* **REQUIRED TASK A**: Return everything in the court order from "October 14, 2005" down to "and denies part.", copied word for word.

* **SELECTION**:
......

United States District Court, M.D. Florida, Fort Myers Division
Oct 14, 2005
Case No. 2:04-cv-613-FtM-33DNF (M.D. Fla. Oct. 14, 2005)

Opinion

Case No. 2:04-cv-613-FtM-33DNF.

October 14, 2005


ORDER


This matter comes before the Court on Plaintiff's Motion to Strike Affirmative Defenses (Doc. #32). The Court grants in part and denies part.

I. Standard

Affirmative defenses are filed pursuant to Federal Rule of Civil Procedure 8(c). The Rule states in pertinent part that "a party shall set forth affirmatively accord and satisfaction, arbitration and award, assumption of risk, contributory negligence, discharge in bankruptcy, duress, estoppel, failure of consideration, fraud . . . and any other matter constituting an avoidance or affirmative defense." Fed.R.Civ.P. 8(c). "Federal Rule of Civil Procedure 12(f) provides that the Court may order that 'any insufficient defense or any redundant, immaterial, impertinent, or scandalous matter' be stricken from a pleading."Harvey v. Home Depot U.S.A., Inc., 2005 WL 1421170, at *1 (M.D. Fla. June 17, 2005). In assessing a motion to strike, "'the court must treat all well pleaded facts as admitted and cannot consider matters beyond the pleadings.'" Microsoft Corp. v. Jesse's Computers Repair, Inc., 211 F.R.D. 681, 683 (M.D. Fla. 2002) (quoting LeMaster v. USAA Life Insurance Co., No. 95-1124-CIV-T-17(E), 1995 WL 708656, at *1 (M.D. Fla. Nov. 27, 1995)). "A motion to strike will 'usually be denied unless the allegations have no possible relation to the controversy and may cause prejudice to one of the parties.'" Scelta v. Delicatessen Support Servs, Inc., 57 F. Supp. 2d 1327, 1347 (M.D. Fla. 1997) (quoting Seibel v. Society Lease, Inc., 969 F. Supp. 73, 715 (M.D. Fla. 1997)).

......

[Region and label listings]

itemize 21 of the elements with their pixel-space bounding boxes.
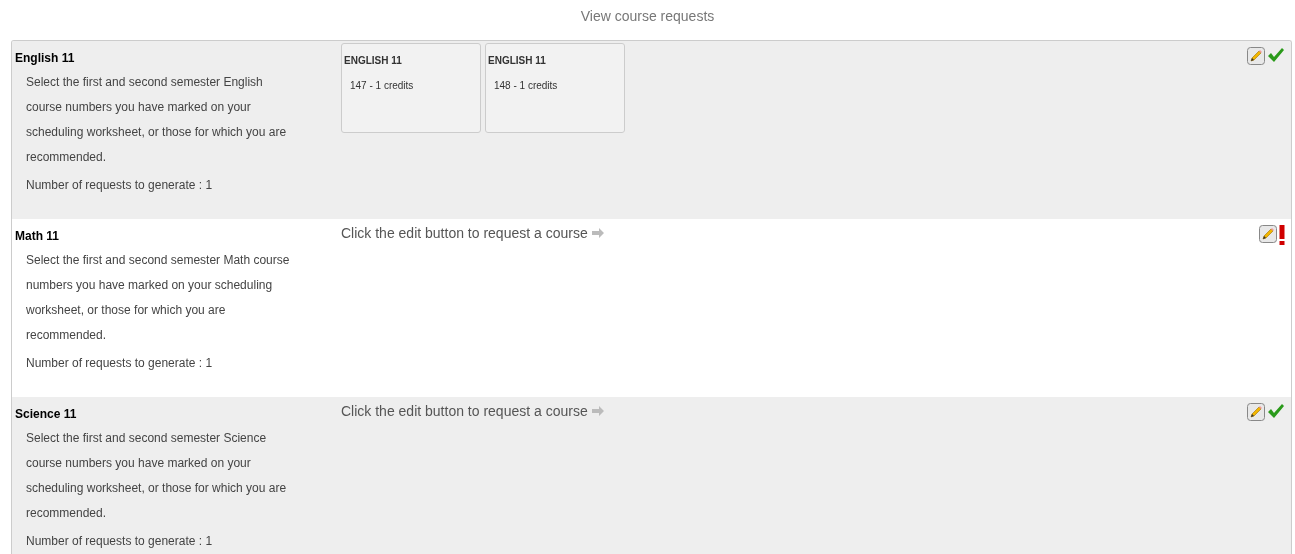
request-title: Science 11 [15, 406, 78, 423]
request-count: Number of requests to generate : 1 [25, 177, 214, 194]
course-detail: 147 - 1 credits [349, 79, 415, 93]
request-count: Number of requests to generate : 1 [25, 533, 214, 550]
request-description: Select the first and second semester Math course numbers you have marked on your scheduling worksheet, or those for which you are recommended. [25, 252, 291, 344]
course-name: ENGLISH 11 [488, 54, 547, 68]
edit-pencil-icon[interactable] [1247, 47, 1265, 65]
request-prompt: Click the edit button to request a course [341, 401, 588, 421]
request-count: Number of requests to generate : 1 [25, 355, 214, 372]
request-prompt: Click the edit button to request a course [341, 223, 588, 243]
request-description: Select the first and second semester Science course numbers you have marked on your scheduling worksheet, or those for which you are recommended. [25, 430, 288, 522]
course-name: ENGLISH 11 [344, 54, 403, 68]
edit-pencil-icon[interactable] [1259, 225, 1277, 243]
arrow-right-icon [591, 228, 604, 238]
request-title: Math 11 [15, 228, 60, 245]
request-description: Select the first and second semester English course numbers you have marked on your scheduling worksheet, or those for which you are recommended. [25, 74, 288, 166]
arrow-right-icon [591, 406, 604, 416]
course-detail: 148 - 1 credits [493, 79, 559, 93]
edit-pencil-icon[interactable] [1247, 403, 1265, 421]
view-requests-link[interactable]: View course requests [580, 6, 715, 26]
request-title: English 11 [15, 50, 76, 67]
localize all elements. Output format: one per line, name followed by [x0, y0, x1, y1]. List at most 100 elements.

......

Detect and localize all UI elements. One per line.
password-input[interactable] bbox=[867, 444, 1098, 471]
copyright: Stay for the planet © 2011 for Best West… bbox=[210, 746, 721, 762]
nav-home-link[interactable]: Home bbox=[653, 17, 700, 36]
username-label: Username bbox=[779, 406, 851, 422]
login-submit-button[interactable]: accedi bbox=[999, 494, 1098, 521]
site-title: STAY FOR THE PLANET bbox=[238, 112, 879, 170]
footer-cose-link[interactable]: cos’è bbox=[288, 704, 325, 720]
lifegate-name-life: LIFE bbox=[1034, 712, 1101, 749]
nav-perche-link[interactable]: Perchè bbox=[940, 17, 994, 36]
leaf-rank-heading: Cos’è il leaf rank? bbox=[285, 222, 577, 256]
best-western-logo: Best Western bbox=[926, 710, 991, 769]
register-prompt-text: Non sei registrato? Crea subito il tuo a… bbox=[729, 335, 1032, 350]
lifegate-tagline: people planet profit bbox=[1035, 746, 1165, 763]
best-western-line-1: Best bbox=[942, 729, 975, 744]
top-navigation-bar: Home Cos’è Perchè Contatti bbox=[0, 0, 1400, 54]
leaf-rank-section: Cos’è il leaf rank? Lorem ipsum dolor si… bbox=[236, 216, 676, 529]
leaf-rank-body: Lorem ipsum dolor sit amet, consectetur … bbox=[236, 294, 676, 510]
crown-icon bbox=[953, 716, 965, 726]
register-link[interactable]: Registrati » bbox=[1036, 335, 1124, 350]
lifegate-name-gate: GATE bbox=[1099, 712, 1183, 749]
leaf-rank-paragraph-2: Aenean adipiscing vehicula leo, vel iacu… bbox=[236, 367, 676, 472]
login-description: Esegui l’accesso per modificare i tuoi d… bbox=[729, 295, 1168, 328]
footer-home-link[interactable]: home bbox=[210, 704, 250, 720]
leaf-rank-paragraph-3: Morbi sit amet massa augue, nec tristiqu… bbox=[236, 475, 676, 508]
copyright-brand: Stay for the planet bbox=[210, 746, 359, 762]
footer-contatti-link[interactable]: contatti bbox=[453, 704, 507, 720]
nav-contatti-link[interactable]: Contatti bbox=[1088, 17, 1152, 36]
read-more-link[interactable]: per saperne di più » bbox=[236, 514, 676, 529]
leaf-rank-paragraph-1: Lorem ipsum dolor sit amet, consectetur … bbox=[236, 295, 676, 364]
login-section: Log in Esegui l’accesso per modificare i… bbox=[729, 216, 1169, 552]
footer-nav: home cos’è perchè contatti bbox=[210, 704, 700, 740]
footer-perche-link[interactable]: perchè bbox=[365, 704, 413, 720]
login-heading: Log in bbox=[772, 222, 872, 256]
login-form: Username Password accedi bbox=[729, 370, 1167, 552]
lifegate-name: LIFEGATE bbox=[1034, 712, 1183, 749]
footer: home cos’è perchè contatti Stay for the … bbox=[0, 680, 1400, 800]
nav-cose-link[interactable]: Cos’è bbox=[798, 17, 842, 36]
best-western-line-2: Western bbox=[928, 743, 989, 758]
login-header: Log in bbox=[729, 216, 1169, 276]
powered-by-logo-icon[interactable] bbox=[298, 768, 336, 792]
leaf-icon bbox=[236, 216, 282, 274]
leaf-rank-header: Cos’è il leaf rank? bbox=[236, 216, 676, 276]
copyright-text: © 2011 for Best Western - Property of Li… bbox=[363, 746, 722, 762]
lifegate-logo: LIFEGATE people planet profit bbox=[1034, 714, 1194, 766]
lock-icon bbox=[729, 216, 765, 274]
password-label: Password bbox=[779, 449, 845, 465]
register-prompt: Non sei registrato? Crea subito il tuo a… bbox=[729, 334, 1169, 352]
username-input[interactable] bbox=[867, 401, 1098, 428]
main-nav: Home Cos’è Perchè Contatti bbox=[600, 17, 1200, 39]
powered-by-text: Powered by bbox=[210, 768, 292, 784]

......

* **REQUIRED TASK B**: Retype everything in the entries from the line containing "Detect and localize" down to the line containing "footer-cose-link[interactable]: cos’è bbox=[288, 704, 325, 720]", both included, without any changes.

* **WRITTEN RESPONSE A**:
October 14, 2005


ORDER


This matter comes before the Court on Plaintiff's Motion to Strike Affirmative Defenses (Doc. #32). The Court grants in part and denies part.

* **WRITTEN RESPONSE B**:
Detect and localize all UI elements. One per line.
password-input[interactable] bbox=[867, 444, 1098, 471]
copyright: Stay for the planet © 2011 for Best West… bbox=[210, 746, 721, 762]
nav-home-link[interactable]: Home bbox=[653, 17, 700, 36]
username-label: Username bbox=[779, 406, 851, 422]
login-submit-button[interactable]: accedi bbox=[999, 494, 1098, 521]
site-title: STAY FOR THE PLANET bbox=[238, 112, 879, 170]
footer-cose-link[interactable]: cos’è bbox=[288, 704, 325, 720]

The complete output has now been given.